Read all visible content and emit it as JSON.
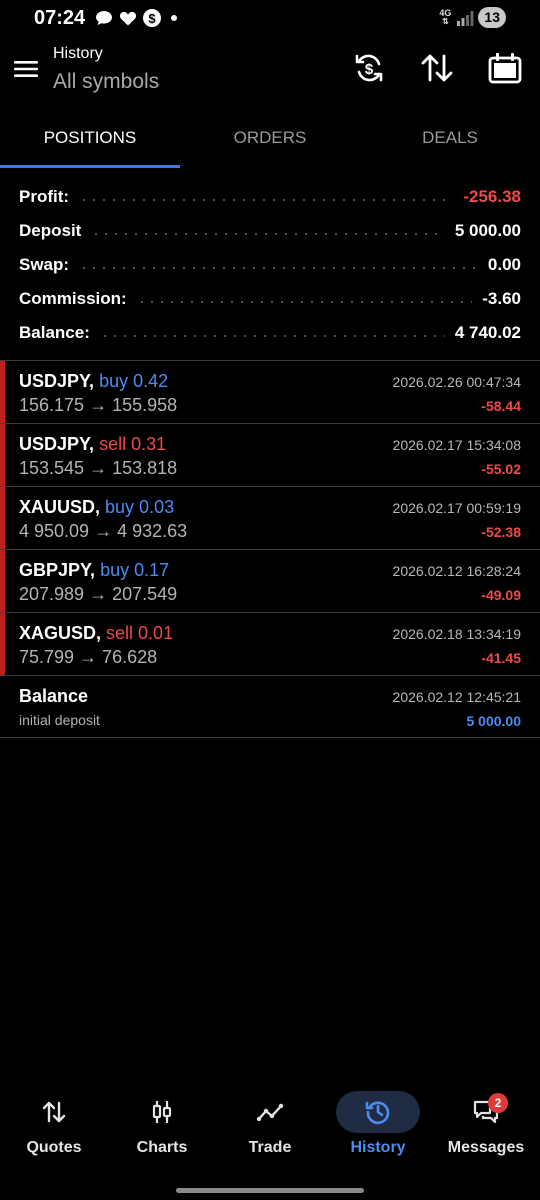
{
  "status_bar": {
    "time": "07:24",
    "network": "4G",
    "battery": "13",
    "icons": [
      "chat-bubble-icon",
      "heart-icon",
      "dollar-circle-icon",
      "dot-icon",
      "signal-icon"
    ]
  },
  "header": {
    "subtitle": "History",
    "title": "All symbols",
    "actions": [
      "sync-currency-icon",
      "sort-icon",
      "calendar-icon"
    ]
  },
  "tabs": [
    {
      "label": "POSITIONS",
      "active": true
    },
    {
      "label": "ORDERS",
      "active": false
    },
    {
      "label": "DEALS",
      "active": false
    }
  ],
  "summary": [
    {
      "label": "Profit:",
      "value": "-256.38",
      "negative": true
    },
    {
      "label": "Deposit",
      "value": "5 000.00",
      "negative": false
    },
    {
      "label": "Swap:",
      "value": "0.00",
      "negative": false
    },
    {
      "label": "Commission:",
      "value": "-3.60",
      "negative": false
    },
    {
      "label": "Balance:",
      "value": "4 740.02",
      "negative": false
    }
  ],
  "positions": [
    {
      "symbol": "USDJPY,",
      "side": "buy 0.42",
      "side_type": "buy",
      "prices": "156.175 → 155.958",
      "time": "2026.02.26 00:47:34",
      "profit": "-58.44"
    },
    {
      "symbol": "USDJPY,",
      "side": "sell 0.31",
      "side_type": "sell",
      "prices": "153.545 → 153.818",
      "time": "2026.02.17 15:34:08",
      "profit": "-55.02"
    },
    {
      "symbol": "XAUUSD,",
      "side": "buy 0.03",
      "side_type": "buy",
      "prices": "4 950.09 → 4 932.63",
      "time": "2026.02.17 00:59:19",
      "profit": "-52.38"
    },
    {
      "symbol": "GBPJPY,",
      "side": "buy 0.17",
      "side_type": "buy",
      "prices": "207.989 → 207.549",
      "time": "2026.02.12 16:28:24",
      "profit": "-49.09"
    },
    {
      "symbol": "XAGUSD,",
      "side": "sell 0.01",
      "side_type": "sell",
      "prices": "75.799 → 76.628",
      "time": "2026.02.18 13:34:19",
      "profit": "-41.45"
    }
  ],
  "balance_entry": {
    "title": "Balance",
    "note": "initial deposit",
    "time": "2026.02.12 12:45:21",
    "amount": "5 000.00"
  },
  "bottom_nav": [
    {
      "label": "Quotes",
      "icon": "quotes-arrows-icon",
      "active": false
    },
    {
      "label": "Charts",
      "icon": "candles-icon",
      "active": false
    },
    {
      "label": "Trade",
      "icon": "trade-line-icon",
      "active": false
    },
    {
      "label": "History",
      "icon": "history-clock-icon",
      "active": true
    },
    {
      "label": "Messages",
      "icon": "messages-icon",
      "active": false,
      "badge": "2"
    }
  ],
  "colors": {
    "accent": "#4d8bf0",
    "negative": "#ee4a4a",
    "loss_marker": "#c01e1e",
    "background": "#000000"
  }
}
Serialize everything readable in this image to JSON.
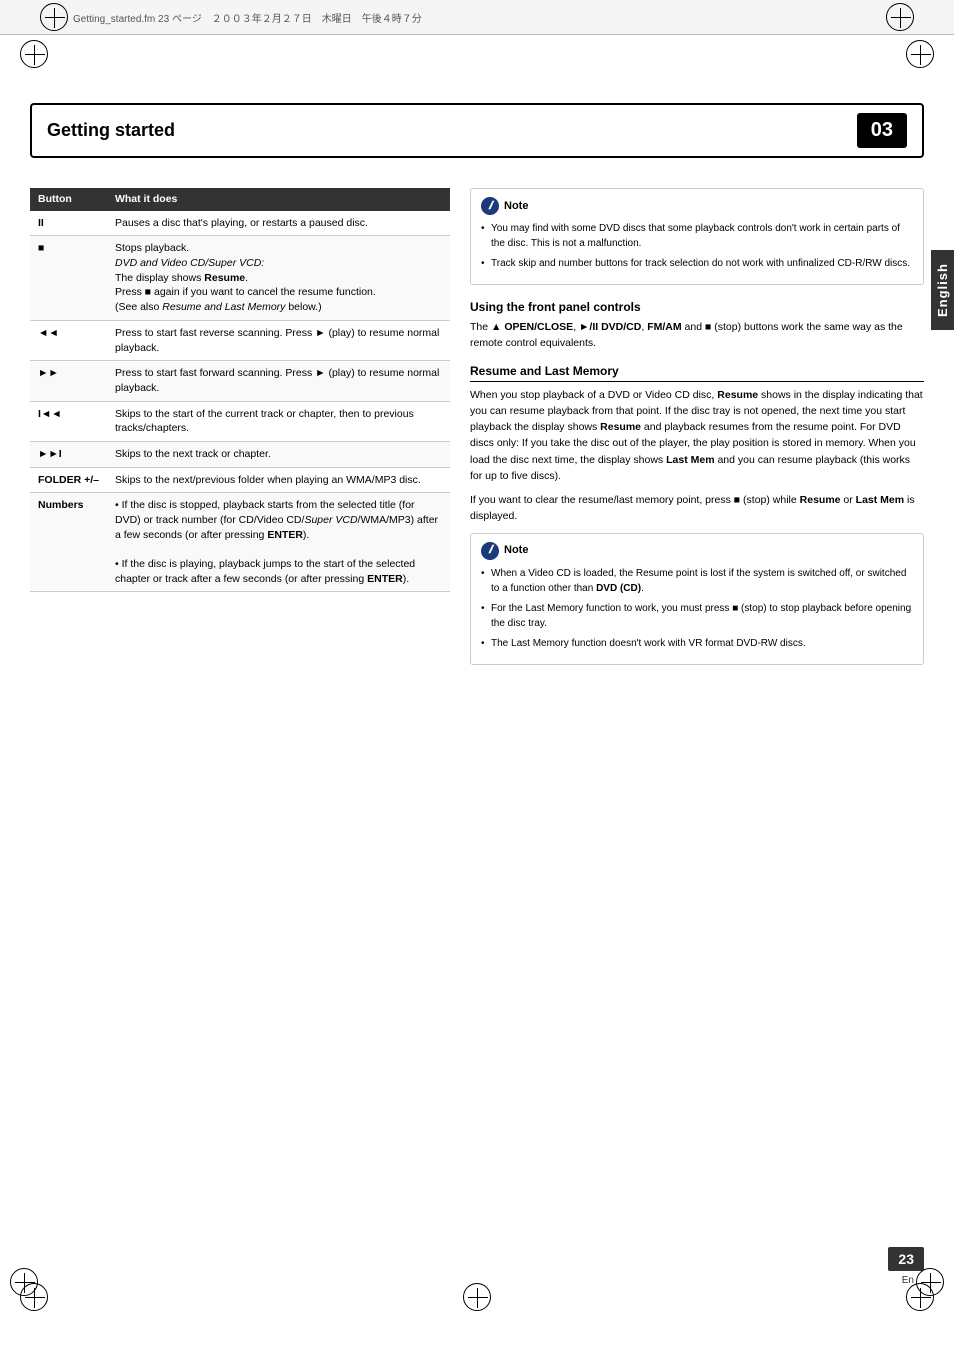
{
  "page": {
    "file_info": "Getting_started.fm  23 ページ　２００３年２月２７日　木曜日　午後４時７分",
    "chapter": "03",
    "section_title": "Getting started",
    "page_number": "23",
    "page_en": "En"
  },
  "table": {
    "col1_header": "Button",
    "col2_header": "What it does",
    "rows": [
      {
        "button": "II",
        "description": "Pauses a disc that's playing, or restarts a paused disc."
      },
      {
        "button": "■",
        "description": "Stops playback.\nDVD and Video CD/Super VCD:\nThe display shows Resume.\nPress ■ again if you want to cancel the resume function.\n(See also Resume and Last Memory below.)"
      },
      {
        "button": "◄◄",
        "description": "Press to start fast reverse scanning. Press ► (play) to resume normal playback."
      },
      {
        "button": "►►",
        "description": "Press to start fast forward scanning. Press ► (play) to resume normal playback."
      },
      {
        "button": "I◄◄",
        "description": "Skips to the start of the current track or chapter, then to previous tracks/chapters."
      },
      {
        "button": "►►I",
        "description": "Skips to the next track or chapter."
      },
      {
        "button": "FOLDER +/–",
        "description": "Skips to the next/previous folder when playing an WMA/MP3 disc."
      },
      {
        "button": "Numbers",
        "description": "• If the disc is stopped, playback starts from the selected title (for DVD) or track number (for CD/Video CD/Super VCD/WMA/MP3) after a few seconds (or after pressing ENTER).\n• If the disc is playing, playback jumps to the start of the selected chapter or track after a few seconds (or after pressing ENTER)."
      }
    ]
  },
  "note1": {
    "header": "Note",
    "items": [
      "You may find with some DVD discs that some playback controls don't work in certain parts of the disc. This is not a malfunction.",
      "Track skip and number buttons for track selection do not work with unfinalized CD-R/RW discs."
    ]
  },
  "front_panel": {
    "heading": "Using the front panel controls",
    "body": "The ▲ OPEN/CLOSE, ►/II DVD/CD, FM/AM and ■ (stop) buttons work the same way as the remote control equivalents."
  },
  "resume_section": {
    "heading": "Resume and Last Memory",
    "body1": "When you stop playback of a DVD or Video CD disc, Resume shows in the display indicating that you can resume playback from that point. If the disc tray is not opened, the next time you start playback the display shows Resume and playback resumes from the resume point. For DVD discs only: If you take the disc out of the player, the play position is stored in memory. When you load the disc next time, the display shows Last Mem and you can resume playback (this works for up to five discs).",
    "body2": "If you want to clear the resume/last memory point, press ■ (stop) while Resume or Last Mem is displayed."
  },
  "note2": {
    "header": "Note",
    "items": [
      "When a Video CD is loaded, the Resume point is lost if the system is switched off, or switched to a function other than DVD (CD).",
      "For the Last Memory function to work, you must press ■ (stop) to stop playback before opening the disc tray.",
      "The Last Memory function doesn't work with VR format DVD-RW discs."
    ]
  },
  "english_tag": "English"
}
---
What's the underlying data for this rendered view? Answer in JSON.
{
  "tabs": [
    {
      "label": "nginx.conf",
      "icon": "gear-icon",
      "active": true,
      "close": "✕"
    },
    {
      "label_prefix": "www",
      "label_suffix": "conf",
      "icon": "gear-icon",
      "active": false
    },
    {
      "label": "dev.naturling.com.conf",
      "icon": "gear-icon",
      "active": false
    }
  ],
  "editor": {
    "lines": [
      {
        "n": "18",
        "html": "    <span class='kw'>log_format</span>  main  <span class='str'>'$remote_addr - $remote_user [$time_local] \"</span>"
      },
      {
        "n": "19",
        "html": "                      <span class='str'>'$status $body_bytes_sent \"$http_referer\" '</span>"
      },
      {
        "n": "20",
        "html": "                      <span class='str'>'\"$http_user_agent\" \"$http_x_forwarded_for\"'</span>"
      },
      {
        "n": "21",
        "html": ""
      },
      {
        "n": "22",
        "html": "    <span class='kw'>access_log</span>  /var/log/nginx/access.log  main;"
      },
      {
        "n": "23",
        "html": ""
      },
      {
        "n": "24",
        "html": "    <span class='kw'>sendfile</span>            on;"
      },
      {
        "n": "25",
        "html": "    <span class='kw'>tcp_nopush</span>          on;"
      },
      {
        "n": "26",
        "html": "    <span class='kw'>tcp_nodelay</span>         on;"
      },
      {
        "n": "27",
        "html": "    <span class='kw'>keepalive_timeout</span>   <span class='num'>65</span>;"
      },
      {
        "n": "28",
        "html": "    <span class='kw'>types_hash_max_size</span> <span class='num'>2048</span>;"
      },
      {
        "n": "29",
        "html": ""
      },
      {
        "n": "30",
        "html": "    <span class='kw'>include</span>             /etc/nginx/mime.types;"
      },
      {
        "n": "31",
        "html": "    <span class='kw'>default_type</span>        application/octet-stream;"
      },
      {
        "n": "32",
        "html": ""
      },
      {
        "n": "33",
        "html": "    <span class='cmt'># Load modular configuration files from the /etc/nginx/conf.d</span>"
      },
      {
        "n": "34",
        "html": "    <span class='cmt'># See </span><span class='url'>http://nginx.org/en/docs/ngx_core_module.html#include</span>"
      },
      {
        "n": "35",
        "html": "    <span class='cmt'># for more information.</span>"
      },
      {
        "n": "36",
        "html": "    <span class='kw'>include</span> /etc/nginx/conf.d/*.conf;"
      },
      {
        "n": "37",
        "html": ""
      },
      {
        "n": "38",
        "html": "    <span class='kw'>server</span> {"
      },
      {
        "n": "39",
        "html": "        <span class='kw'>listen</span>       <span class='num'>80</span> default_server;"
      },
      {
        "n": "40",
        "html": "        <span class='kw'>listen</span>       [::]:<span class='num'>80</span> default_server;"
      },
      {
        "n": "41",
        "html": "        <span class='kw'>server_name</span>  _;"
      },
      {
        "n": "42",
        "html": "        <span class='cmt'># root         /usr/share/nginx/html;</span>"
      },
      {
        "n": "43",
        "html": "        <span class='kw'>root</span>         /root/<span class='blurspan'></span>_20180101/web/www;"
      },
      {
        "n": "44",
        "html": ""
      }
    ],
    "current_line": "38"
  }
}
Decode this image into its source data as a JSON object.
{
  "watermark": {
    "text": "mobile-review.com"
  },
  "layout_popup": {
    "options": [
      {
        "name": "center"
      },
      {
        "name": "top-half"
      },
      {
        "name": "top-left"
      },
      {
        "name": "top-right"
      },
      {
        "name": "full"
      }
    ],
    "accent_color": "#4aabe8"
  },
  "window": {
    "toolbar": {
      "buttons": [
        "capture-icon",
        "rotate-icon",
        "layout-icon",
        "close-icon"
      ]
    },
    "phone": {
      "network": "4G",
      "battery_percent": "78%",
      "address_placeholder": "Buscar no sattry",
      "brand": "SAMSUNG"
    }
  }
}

**YOUR TASK:** From the entries above, extract every line where the word "Skips" appears.

**RESULT FOR THIS TASK:**
        "description": "Skips to the start of the current track or chapter, then to previous tracks/chapters."
        "description": "Skips to the next track or chapter."
        "description": "Skips to the next/previous folder when playing an WMA/MP3 disc."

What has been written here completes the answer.